===== INFORMATION SUPPLIED =====

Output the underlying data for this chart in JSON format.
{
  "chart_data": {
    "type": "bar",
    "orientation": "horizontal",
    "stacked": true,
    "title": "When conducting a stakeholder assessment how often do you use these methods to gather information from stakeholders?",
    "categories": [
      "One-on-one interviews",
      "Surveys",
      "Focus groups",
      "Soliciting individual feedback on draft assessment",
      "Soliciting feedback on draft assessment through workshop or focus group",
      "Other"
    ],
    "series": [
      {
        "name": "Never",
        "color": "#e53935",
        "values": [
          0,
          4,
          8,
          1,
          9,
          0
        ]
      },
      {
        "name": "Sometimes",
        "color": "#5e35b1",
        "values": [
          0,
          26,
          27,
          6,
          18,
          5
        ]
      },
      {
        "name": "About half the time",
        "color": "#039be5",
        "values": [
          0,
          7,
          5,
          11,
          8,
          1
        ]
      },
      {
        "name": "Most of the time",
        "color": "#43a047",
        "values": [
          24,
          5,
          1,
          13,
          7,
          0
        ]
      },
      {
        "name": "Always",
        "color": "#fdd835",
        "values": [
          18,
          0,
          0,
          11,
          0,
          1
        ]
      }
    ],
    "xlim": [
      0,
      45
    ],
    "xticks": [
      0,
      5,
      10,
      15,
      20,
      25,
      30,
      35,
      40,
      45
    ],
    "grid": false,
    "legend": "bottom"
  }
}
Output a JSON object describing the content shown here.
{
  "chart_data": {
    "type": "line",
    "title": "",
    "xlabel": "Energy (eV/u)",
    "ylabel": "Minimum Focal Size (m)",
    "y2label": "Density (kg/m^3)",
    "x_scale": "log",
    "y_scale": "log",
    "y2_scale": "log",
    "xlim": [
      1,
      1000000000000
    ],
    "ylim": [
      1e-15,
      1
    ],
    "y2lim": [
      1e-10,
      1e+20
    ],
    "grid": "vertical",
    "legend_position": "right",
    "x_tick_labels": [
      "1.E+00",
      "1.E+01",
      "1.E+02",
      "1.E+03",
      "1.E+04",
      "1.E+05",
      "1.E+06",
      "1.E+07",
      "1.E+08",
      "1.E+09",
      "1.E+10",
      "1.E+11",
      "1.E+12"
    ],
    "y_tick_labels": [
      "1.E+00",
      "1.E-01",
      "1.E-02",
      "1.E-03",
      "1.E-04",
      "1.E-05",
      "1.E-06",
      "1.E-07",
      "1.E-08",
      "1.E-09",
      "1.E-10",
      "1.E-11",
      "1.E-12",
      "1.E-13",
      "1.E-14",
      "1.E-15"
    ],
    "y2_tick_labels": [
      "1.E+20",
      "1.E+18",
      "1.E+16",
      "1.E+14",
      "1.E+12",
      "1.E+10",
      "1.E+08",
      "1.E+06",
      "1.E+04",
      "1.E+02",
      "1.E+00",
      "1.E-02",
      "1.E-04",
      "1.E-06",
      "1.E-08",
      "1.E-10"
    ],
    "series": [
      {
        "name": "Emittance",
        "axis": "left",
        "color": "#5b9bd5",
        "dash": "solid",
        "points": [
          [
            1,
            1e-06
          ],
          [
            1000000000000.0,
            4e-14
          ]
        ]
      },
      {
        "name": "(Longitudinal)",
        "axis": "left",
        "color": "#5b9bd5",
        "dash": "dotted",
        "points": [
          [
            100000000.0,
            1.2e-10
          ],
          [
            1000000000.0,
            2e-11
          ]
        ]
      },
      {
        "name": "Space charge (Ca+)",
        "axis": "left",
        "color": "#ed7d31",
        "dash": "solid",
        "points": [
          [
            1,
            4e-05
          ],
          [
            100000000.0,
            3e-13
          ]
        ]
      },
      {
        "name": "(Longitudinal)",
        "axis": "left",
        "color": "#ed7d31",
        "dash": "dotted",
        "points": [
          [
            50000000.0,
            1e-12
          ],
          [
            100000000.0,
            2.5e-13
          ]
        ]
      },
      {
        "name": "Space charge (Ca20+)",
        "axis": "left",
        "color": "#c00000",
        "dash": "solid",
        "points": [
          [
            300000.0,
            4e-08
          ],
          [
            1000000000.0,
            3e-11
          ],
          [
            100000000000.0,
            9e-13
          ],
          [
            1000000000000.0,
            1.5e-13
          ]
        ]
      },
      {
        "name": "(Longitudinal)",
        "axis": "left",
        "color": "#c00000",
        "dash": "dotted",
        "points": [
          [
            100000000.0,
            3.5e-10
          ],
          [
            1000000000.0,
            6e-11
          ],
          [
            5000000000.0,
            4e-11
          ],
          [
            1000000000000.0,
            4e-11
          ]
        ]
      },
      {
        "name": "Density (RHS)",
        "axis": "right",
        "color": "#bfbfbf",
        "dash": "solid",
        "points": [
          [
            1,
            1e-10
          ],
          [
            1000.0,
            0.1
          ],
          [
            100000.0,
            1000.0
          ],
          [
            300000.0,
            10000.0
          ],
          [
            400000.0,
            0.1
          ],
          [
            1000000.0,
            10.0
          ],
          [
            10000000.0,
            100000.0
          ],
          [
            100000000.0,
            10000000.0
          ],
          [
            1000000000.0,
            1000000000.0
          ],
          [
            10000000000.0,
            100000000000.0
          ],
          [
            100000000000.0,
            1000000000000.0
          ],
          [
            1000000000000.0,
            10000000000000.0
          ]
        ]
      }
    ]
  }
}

=====

### STATED GOAL
Generate an exact reproduction of all entries.

### TASK ANSWER
Output the underlying data for this chart in JSON format.
{
  "chart_data": {
    "type": "bar",
    "orientation": "horizontal",
    "stacked": true,
    "title": "When conducting a stakeholder assessment how often do you use these methods to gather information from stakeholders?",
    "categories": [
      "One-on-one interviews",
      "Surveys",
      "Focus groups",
      "Soliciting individual feedback on draft assessment",
      "Soliciting feedback on draft assessment through workshop or focus group",
      "Other"
    ],
    "series": [
      {
        "name": "Never",
        "color": "#e53935",
        "values": [
          0,
          4,
          8,
          1,
          9,
          0
        ]
      },
      {
        "name": "Sometimes",
        "color": "#5e35b1",
        "values": [
          0,
          26,
          27,
          6,
          18,
          5
        ]
      },
      {
        "name": "About half the time",
        "color": "#039be5",
        "values": [
          0,
          7,
          5,
          11,
          8,
          1
        ]
      },
      {
        "name": "Most of the time",
        "color": "#43a047",
        "values": [
          24,
          5,
          1,
          13,
          7,
          0
        ]
      },
      {
        "name": "Always",
        "color": "#fdd835",
        "values": [
          18,
          0,
          0,
          11,
          0,
          1
        ]
      }
    ],
    "xlim": [
      0,
      45
    ],
    "xticks": [
      0,
      5,
      10,
      15,
      20,
      25,
      30,
      35,
      40,
      45
    ],
    "grid": false,
    "legend": "bottom"
  }
}
Output a JSON object describing the content shown here.
{
  "chart_data": {
    "type": "line",
    "title": "",
    "xlabel": "Energy (eV/u)",
    "ylabel": "Minimum Focal Size (m)",
    "y2label": "Density (kg/m^3)",
    "x_scale": "log",
    "y_scale": "log",
    "y2_scale": "log",
    "xlim": [
      1,
      1000000000000
    ],
    "ylim": [
      1e-15,
      1
    ],
    "y2lim": [
      1e-10,
      1e+20
    ],
    "grid": "vertical",
    "legend_position": "right",
    "x_tick_labels": [
      "1.E+00",
      "1.E+01",
      "1.E+02",
      "1.E+03",
      "1.E+04",
      "1.E+05",
      "1.E+06",
      "1.E+07",
      "1.E+08",
      "1.E+09",
      "1.E+10",
      "1.E+11",
      "1.E+12"
    ],
    "y_tick_labels": [
      "1.E+00",
      "1.E-01",
      "1.E-02",
      "1.E-03",
      "1.E-04",
      "1.E-05",
      "1.E-06",
      "1.E-07",
      "1.E-08",
      "1.E-09",
      "1.E-10",
      "1.E-11",
      "1.E-12",
      "1.E-13",
      "1.E-14",
      "1.E-15"
    ],
    "y2_tick_labels": [
      "1.E+20",
      "1.E+18",
      "1.E+16",
      "1.E+14",
      "1.E+12",
      "1.E+10",
      "1.E+08",
      "1.E+06",
      "1.E+04",
      "1.E+02",
      "1.E+00",
      "1.E-02",
      "1.E-04",
      "1.E-06",
      "1.E-08",
      "1.E-10"
    ],
    "series": [
      {
        "name": "Emittance",
        "axis": "left",
        "color": "#5b9bd5",
        "dash": "solid",
        "points": [
          [
            1,
            1e-06
          ],
          [
            1000000000000.0,
            4e-14
          ]
        ]
      },
      {
        "name": "(Longitudinal)",
        "axis": "left",
        "color": "#5b9bd5",
        "dash": "dotted",
        "points": [
          [
            100000000.0,
            1.2e-10
          ],
          [
            1000000000.0,
            2e-11
          ]
        ]
      },
      {
        "name": "Space charge (Ca+)",
        "axis": "left",
        "color": "#ed7d31",
        "dash": "solid",
        "points": [
          [
            1,
            4e-05
          ],
          [
            100000000.0,
            3e-13
          ]
        ]
      },
      {
        "name": "(Longitudinal)",
        "axis": "left",
        "color": "#ed7d31",
        "dash": "dotted",
        "points": [
          [
            50000000.0,
            1e-12
          ],
          [
            100000000.0,
            2.5e-13
          ]
        ]
      },
      {
        "name": "Space charge (Ca20+)",
        "axis": "left",
        "color": "#c00000",
        "dash": "solid",
        "points": [
          [
            300000.0,
            4e-08
          ],
          [
            1000000000.0,
            3e-11
          ],
          [
            100000000000.0,
            9e-13
          ],
          [
            1000000000000.0,
            1.5e-13
          ]
        ]
      },
      {
        "name": "(Longitudinal)",
        "axis": "left",
        "color": "#c00000",
        "dash": "dotted",
        "points": [
          [
            100000000.0,
            3.5e-10
          ],
          [
            1000000000.0,
            6e-11
          ],
          [
            5000000000.0,
            4e-11
          ],
          [
            1000000000000.0,
            4e-11
          ]
        ]
      },
      {
        "name": "Density (RHS)",
        "axis": "right",
        "color": "#bfbfbf",
        "dash": "solid",
        "points": [
          [
            1,
            1e-10
          ],
          [
            1000.0,
            0.1
          ],
          [
            100000.0,
            1000.0
          ],
          [
            300000.0,
            10000.0
          ],
          [
            400000.0,
            0.1
          ],
          [
            1000000.0,
            10.0
          ],
          [
            10000000.0,
            100000.0
          ],
          [
            100000000.0,
            10000000.0
          ],
          [
            1000000000.0,
            1000000000.0
          ],
          [
            10000000000.0,
            100000000000.0
          ],
          [
            100000000000.0,
            1000000000000.0
          ],
          [
            1000000000000.0,
            10000000000000.0
          ]
        ]
      }
    ]
  }
}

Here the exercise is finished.